■ **Task instructions**: Edit each of the items below by replacing "components" with "elements" and leaving everything else unchanged. Omit the pictures from your answer.

· · · · · · ·

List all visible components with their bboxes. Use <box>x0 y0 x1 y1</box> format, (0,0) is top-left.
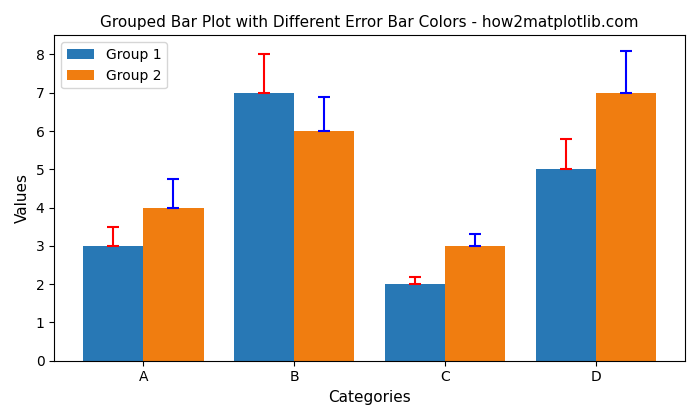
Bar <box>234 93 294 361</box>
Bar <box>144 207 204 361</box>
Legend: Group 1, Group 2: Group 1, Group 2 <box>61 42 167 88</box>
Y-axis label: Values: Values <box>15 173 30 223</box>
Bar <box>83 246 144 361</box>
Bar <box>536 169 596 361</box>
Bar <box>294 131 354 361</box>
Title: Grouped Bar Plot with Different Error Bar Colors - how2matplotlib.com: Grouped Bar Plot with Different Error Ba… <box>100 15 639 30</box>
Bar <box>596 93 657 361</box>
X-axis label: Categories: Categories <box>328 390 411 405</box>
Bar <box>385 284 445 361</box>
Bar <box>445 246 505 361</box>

· · · · · · ·

■ **Task response**:
List all visible elements with their bboxes. Use <box>x0 y0 x1 y1</box> format, (0,0) is top-left.
Bar <box>234 93 294 361</box>
Bar <box>144 207 204 361</box>
Legend: Group 1, Group 2: Group 1, Group 2 <box>61 42 167 88</box>
Y-axis label: Values: Values <box>15 173 30 223</box>
Bar <box>83 246 144 361</box>
Bar <box>536 169 596 361</box>
Bar <box>294 131 354 361</box>
Title: Grouped Bar Plot with Different Error Bar Colors - how2matplotlib.com: Grouped Bar Plot with Different Error Ba… <box>100 15 639 30</box>
Bar <box>596 93 657 361</box>
X-axis label: Categories: Categories <box>328 390 411 405</box>
Bar <box>385 284 445 361</box>
Bar <box>445 246 505 361</box>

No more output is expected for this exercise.